[Start]
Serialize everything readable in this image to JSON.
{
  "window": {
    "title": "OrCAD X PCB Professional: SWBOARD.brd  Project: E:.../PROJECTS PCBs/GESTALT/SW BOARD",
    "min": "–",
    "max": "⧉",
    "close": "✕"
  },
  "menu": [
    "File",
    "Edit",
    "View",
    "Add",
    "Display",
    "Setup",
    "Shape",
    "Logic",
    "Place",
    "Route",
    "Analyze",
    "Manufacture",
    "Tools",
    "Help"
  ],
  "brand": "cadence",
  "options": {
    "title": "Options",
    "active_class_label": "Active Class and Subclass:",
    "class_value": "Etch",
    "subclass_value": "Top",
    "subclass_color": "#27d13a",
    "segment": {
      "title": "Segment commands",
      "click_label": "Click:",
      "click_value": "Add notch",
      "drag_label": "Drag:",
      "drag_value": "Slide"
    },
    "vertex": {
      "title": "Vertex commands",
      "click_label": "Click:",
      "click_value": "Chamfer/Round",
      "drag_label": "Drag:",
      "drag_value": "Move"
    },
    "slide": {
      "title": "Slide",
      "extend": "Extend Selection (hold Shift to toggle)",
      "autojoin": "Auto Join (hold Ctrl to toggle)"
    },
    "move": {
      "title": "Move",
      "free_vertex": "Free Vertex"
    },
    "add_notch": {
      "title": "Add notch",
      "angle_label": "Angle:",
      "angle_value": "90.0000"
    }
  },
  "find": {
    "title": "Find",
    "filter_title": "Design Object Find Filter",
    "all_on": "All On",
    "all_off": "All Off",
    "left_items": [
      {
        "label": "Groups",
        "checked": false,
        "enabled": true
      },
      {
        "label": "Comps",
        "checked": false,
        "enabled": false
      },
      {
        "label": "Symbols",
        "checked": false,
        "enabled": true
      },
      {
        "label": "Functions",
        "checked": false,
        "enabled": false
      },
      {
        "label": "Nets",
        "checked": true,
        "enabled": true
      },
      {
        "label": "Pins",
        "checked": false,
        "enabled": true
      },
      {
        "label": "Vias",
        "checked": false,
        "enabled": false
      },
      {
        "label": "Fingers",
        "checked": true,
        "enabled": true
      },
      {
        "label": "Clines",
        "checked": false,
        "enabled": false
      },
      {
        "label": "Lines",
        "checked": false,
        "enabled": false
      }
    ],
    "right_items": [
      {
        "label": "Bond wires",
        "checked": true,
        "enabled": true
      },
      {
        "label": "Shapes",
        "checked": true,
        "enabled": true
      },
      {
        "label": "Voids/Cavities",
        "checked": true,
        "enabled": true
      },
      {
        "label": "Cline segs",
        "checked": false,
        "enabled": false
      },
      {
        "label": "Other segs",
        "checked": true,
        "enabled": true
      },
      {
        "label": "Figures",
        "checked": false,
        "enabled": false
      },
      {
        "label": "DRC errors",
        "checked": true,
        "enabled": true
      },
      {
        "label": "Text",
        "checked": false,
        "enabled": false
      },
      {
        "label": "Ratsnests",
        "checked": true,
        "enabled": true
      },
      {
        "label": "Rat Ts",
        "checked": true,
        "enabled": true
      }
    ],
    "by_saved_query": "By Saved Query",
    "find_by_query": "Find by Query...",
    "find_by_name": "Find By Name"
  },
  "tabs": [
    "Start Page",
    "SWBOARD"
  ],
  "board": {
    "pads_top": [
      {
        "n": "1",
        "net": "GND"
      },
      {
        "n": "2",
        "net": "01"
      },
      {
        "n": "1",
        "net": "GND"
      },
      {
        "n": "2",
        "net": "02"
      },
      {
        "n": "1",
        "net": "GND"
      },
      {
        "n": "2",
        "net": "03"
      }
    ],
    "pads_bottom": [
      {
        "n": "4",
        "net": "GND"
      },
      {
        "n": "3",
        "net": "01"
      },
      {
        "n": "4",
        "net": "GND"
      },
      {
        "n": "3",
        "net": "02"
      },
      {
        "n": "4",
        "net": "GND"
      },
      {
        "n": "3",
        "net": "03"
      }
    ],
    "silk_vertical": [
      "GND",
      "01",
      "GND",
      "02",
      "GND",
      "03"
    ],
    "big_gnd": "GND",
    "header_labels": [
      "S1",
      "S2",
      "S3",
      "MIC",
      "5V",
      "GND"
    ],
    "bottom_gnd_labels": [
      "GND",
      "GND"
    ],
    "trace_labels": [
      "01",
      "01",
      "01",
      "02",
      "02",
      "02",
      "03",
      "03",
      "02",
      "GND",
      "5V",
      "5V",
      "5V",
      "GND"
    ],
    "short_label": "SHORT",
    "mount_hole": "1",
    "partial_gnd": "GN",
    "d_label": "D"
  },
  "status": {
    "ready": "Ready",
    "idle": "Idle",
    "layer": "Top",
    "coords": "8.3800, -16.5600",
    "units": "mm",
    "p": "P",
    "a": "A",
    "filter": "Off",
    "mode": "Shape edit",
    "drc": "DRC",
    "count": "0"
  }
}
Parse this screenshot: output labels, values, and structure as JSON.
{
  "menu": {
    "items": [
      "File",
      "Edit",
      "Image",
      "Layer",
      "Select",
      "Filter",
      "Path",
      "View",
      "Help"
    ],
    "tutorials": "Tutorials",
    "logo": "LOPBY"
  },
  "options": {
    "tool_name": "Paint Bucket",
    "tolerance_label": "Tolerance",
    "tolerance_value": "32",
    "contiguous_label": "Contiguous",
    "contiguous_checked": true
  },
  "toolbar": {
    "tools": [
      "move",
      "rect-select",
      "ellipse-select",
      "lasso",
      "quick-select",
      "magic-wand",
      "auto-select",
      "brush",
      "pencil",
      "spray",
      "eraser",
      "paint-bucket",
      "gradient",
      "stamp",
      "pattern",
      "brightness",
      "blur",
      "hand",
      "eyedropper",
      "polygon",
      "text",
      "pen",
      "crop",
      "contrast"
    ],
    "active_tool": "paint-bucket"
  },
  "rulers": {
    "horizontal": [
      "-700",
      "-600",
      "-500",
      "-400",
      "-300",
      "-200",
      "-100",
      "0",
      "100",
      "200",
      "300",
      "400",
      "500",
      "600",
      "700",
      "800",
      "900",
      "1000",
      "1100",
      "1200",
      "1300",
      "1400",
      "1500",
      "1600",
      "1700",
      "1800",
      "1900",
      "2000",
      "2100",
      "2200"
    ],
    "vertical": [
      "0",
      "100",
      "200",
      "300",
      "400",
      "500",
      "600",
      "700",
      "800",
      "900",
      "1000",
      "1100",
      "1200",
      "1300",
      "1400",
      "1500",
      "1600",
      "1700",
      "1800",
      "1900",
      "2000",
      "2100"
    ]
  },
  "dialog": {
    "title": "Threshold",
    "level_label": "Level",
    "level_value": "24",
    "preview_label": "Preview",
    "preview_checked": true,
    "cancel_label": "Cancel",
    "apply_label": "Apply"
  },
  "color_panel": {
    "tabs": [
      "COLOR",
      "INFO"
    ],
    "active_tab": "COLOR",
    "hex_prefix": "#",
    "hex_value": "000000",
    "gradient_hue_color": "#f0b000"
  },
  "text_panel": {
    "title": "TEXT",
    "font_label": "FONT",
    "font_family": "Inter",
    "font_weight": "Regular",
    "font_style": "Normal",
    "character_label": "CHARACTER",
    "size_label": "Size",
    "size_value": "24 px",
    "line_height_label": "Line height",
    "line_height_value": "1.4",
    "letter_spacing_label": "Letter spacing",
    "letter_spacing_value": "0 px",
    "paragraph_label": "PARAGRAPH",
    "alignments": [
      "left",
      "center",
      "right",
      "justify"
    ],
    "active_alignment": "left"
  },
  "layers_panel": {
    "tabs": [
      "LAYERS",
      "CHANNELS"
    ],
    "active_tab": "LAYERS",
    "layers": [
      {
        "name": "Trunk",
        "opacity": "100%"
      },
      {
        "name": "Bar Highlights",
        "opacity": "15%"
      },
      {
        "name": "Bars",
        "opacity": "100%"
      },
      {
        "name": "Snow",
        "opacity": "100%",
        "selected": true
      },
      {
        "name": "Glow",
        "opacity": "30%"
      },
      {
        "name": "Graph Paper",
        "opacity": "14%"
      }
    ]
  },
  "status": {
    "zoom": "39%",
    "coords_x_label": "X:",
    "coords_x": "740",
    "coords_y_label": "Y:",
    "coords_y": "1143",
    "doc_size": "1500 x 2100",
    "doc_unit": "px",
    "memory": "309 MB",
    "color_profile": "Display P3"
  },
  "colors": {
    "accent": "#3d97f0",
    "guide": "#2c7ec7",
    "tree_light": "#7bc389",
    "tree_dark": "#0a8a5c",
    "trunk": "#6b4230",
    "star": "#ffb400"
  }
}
[End]
● GIVEN EXERCISE: Check each line above for the word "this" and give the number of lines that have it, nothing else.

● OUTPUT OF THE TASK: 2